__Dataset rows__:

— begin —

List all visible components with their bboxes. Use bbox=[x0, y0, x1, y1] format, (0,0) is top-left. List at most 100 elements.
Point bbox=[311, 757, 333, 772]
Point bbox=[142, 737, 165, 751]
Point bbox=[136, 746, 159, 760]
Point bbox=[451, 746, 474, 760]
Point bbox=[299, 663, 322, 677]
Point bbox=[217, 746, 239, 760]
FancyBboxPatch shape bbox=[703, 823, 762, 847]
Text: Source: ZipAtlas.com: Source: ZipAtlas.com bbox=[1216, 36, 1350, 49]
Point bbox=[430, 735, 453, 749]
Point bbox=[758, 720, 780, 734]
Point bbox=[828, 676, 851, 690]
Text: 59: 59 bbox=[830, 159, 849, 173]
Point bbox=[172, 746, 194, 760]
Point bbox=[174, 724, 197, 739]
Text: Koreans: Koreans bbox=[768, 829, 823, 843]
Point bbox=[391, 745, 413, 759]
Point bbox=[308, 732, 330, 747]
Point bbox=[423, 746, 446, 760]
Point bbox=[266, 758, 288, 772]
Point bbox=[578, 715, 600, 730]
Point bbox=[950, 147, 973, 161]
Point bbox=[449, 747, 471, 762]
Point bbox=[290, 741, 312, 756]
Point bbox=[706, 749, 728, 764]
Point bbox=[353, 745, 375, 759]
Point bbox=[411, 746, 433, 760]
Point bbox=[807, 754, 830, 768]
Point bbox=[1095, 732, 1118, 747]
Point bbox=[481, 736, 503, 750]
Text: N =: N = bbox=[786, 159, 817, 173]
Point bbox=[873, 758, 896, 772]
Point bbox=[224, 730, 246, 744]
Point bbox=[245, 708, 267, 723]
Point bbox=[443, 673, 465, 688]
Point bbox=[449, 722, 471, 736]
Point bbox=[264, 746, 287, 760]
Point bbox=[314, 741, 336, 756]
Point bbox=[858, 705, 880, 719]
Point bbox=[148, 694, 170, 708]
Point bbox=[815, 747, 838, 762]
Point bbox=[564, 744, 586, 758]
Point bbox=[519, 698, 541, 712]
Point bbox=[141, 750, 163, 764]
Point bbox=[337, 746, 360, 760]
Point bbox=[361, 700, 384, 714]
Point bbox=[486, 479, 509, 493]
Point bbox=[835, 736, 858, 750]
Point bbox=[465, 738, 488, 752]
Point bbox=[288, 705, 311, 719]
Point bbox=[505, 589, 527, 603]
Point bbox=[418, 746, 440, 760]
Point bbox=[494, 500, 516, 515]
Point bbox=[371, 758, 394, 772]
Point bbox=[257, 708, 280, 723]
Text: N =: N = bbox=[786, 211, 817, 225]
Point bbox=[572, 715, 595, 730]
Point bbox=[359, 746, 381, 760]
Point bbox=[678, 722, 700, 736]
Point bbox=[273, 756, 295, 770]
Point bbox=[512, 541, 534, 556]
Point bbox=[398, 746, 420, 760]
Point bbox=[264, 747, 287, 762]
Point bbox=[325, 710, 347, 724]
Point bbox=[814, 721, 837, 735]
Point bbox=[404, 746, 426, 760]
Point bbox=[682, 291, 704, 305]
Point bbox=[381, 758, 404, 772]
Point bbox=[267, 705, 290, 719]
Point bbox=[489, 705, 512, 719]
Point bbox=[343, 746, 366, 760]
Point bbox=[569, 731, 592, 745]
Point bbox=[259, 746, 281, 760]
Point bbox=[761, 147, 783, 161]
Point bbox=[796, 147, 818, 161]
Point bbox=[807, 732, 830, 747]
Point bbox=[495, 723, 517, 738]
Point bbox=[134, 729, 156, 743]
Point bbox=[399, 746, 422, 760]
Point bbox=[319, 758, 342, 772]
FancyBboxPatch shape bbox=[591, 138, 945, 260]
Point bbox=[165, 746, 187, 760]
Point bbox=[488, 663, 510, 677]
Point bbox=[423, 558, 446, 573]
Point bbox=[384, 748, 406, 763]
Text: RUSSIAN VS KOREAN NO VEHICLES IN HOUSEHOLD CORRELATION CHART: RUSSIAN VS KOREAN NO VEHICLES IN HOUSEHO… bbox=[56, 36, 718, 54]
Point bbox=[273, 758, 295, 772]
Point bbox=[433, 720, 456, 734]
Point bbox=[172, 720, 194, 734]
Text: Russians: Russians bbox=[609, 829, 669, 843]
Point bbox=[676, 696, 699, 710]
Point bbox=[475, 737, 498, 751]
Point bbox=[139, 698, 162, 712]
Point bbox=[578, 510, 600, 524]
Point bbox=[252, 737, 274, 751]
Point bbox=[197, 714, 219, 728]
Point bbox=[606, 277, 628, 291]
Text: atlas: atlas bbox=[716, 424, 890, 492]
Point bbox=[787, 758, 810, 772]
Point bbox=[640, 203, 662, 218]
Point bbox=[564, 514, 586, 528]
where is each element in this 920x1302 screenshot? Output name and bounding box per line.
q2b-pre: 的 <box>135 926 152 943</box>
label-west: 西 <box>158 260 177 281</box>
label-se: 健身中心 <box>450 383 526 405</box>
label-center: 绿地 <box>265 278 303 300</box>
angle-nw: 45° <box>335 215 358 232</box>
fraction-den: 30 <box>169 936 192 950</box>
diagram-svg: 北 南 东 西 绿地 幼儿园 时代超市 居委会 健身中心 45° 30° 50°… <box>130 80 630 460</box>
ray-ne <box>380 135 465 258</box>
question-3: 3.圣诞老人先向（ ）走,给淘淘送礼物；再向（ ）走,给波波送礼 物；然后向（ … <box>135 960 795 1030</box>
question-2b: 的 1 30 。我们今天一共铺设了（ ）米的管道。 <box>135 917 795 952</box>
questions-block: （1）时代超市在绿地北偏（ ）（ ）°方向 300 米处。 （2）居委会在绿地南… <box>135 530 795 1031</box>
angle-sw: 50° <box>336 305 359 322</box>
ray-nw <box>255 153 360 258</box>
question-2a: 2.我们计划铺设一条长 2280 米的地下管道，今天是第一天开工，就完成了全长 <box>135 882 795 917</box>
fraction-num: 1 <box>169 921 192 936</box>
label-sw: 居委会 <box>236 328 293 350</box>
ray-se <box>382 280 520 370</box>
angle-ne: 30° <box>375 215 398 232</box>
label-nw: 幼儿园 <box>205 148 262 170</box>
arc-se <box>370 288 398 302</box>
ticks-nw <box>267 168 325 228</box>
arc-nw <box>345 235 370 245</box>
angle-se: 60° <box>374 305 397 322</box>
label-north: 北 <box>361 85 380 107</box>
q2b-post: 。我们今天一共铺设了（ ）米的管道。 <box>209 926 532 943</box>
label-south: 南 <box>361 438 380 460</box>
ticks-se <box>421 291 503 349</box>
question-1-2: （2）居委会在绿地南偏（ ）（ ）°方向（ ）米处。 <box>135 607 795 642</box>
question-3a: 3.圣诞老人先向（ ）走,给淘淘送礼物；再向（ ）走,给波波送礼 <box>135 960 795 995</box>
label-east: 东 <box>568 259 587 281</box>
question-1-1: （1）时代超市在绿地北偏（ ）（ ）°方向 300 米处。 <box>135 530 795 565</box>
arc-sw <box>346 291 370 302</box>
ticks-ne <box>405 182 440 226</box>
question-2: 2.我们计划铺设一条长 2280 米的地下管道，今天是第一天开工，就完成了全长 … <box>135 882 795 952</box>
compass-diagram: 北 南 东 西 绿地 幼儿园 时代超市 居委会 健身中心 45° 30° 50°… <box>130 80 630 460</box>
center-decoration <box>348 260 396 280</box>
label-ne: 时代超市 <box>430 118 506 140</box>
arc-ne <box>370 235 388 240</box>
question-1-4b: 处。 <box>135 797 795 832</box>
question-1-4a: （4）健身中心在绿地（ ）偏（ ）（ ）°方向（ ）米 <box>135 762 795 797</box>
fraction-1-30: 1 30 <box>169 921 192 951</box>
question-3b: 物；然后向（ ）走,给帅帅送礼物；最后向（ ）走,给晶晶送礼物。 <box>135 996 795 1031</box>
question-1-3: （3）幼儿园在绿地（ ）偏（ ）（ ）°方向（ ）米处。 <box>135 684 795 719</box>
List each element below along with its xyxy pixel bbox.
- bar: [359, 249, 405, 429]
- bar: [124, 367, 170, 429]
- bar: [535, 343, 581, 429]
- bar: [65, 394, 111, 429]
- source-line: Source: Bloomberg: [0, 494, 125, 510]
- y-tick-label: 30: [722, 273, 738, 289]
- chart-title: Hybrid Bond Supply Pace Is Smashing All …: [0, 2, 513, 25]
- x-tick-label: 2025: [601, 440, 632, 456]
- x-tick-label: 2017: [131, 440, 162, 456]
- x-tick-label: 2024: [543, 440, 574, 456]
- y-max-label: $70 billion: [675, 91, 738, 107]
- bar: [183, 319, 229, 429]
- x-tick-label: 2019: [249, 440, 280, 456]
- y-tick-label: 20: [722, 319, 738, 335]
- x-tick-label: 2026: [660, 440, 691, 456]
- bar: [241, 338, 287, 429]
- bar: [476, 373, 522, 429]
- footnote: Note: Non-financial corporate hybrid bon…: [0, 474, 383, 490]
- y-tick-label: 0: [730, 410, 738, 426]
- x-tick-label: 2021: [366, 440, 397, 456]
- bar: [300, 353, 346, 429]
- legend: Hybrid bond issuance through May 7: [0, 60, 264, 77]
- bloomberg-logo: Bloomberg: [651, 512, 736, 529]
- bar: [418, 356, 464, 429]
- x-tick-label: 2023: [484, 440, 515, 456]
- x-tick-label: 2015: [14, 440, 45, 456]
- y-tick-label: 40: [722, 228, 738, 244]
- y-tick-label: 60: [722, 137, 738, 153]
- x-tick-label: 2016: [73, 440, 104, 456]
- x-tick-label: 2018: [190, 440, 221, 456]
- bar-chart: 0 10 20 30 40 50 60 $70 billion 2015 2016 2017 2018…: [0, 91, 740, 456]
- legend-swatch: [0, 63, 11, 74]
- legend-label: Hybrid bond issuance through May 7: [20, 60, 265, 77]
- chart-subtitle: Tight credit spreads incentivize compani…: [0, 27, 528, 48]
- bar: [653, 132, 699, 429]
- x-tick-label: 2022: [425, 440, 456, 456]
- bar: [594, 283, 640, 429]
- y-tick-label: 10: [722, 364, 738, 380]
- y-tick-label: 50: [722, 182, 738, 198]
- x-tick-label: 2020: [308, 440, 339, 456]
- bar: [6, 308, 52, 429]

— end —

__Exercise instructions__:
Write out again the entries above, from their very first line through the line containing "Point bbox=[430, 735, 453, 749]", with both ends included.

__Answer to the task__:
List all visible components with their bboxes. Use bbox=[x0, y0, x1, y1] format, (0,0) is top-left. List at most 100 elements.
Point bbox=[311, 757, 333, 772]
Point bbox=[142, 737, 165, 751]
Point bbox=[136, 746, 159, 760]
Point bbox=[451, 746, 474, 760]
Point bbox=[299, 663, 322, 677]
Point bbox=[217, 746, 239, 760]
FancyBboxPatch shape bbox=[703, 823, 762, 847]
Text: Source: ZipAtlas.com: Source: ZipAtlas.com bbox=[1216, 36, 1350, 49]
Point bbox=[430, 735, 453, 749]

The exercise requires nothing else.